*What you will do*
Produce the listing below again, exactly as shown.
◇ ◇ ◇
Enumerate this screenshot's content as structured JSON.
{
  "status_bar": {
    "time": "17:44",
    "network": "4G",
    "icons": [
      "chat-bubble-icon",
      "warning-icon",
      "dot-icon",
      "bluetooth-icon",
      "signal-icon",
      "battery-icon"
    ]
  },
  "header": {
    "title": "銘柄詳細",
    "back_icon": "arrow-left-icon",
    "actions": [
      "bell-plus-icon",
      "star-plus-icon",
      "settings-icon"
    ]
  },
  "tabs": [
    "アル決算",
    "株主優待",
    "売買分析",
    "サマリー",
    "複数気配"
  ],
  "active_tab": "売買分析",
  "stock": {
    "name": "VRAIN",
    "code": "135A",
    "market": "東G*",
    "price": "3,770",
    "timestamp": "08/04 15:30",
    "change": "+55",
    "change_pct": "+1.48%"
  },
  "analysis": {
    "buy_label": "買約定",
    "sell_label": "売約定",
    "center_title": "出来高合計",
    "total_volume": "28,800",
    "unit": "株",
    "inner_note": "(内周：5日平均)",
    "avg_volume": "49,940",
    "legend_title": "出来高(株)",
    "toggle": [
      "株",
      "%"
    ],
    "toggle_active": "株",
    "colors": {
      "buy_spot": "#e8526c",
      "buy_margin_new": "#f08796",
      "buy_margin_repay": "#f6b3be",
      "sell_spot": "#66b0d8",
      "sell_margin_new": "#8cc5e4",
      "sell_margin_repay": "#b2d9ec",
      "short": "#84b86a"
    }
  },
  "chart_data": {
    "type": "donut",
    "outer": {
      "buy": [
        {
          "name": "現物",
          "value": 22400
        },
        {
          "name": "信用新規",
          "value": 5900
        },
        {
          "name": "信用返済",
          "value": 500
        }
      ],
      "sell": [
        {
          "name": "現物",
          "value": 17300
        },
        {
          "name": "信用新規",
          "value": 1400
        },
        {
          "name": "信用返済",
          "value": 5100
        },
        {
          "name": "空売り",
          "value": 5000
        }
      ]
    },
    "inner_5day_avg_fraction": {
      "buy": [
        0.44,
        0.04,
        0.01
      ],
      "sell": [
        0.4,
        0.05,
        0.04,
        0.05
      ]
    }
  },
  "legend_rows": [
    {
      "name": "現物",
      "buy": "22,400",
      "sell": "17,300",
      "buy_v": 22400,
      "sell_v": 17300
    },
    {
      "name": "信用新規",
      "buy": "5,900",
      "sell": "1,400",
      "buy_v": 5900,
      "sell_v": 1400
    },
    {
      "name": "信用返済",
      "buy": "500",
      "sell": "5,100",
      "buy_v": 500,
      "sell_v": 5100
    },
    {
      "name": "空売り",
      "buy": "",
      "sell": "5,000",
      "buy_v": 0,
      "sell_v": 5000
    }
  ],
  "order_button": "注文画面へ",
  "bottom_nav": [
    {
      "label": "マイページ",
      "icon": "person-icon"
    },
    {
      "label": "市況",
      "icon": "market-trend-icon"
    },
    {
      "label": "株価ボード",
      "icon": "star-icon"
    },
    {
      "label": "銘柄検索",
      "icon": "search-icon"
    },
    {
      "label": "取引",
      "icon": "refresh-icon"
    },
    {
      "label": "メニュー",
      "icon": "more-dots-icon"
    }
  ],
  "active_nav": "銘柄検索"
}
◇ ◇ ◇
*Solution to this exercise*
Enumerate this screenshot's content as structured JSON.
{
  "status_bar": {
    "time": "17:44",
    "network": "4G",
    "icons": [
      "chat-bubble-icon",
      "warning-icon",
      "dot-icon",
      "bluetooth-icon",
      "signal-icon",
      "battery-icon"
    ]
  },
  "header": {
    "title": "銘柄詳細",
    "back_icon": "arrow-left-icon",
    "actions": [
      "bell-plus-icon",
      "star-plus-icon",
      "settings-icon"
    ]
  },
  "tabs": [
    "アル決算",
    "株主優待",
    "売買分析",
    "サマリー",
    "複数気配"
  ],
  "active_tab": "売買分析",
  "stock": {
    "name": "VRAIN",
    "code": "135A",
    "market": "東G*",
    "price": "3,770",
    "timestamp": "08/04 15:30",
    "change": "+55",
    "change_pct": "+1.48%"
  },
  "analysis": {
    "buy_label": "買約定",
    "sell_label": "売約定",
    "center_title": "出来高合計",
    "total_volume": "28,800",
    "unit": "株",
    "inner_note": "(内周：5日平均)",
    "avg_volume": "49,940",
    "legend_title": "出来高(株)",
    "toggle": [
      "株",
      "%"
    ],
    "toggle_active": "株",
    "colors": {
      "buy_spot": "#e8526c",
      "buy_margin_new": "#f08796",
      "buy_margin_repay": "#f6b3be",
      "sell_spot": "#66b0d8",
      "sell_margin_new": "#8cc5e4",
      "sell_margin_repay": "#b2d9ec",
      "short": "#84b86a"
    }
  },
  "chart_data": {
    "type": "donut",
    "outer": {
      "buy": [
        {
          "name": "現物",
          "value": 22400
        },
        {
          "name": "信用新規",
          "value": 5900
        },
        {
          "name": "信用返済",
          "value": 500
        }
      ],
      "sell": [
        {
          "name": "現物",
          "value": 17300
        },
        {
          "name": "信用新規",
          "value": 1400
        },
        {
          "name": "信用返済",
          "value": 5100
        },
        {
          "name": "空売り",
          "value": 5000
        }
      ]
    },
    "inner_5day_avg_fraction": {
      "buy": [
        0.44,
        0.04,
        0.01
      ],
      "sell": [
        0.4,
        0.05,
        0.04,
        0.05
      ]
    }
  },
  "legend_rows": [
    {
      "name": "現物",
      "buy": "22,400",
      "sell": "17,300",
      "buy_v": 22400,
      "sell_v": 17300
    },
    {
      "name": "信用新規",
      "buy": "5,900",
      "sell": "1,400",
      "buy_v": 5900,
      "sell_v": 1400
    },
    {
      "name": "信用返済",
      "buy": "500",
      "sell": "5,100",
      "buy_v": 500,
      "sell_v": 5100
    },
    {
      "name": "空売り",
      "buy": "",
      "sell": "5,000",
      "buy_v": 0,
      "sell_v": 5000
    }
  ],
  "order_button": "注文画面へ",
  "bottom_nav": [
    {
      "label": "マイページ",
      "icon": "person-icon"
    },
    {
      "label": "市況",
      "icon": "market-trend-icon"
    },
    {
      "label": "株価ボード",
      "icon": "star-icon"
    },
    {
      "label": "銘柄検索",
      "icon": "search-icon"
    },
    {
      "label": "取引",
      "icon": "refresh-icon"
    },
    {
      "label": "メニュー",
      "icon": "more-dots-icon"
    }
  ],
  "active_nav": "銘柄検索"
}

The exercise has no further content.